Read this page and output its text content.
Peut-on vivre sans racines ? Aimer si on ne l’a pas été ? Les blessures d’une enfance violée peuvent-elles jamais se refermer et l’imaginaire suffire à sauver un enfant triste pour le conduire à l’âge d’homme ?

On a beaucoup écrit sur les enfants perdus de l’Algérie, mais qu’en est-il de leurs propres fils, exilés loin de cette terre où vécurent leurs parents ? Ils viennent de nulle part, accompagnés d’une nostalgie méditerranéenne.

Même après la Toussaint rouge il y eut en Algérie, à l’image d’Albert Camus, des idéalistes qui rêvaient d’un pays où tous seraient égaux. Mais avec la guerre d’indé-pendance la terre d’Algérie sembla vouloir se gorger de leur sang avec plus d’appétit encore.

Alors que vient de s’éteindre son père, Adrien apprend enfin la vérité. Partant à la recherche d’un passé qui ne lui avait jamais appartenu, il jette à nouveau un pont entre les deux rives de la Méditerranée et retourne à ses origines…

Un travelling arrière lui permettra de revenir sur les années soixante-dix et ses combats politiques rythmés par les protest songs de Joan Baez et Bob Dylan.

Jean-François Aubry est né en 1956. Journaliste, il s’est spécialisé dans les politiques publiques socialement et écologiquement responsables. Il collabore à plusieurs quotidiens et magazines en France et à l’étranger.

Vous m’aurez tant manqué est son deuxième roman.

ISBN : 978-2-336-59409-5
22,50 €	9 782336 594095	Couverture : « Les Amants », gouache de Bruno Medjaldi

------------------------------------------------

**What to work on**
Repeat the preceding lines exactly, please, every one of them.

**Written solution**
Read this page and output its text content.
Peut-on vivre sans racines ? Aimer si on ne l’a pas été ? Les blessures d’une enfance violée peuvent-elles jamais se refermer et l’imaginaire suffire à sauver un enfant triste pour le conduire à l’âge d’homme ?

On a beaucoup écrit sur les enfants perdus de l’Algérie, mais qu’en est-il de leurs propres fils, exilés loin de cette terre où vécurent leurs parents ? Ils viennent de nulle part, accompagnés d’une nostalgie méditerranéenne.

Même après la Toussaint rouge il y eut en Algérie, à l’image d’Albert Camus, des idéalistes qui rêvaient d’un pays où tous seraient égaux. Mais avec la guerre d’indé-pendance la terre d’Algérie sembla vouloir se gorger de leur sang avec plus d’appétit encore.

Alors que vient de s’éteindre son père, Adrien apprend enfin la vérité. Partant à la recherche d’un passé qui ne lui avait jamais appartenu, il jette à nouveau un pont entre les deux rives de la Méditerranée et retourne à ses origines…

Un travelling arrière lui permettra de revenir sur les années soixante-dix et ses combats politiques rythmés par les protest songs de Joan Baez et Bob Dylan.

Jean-François Aubry est né en 1956. Journaliste, il s’est spécialisé dans les politiques publiques socialement et écologiquement responsables. Il collabore à plusieurs quotidiens et magazines en France et à l’étranger.

Vous m’aurez tant manqué est son deuxième roman.

ISBN : 978-2-336-59409-5
22,50 €	9 782336 594095	Couverture : « Les Amants », gouache de Bruno Medjaldi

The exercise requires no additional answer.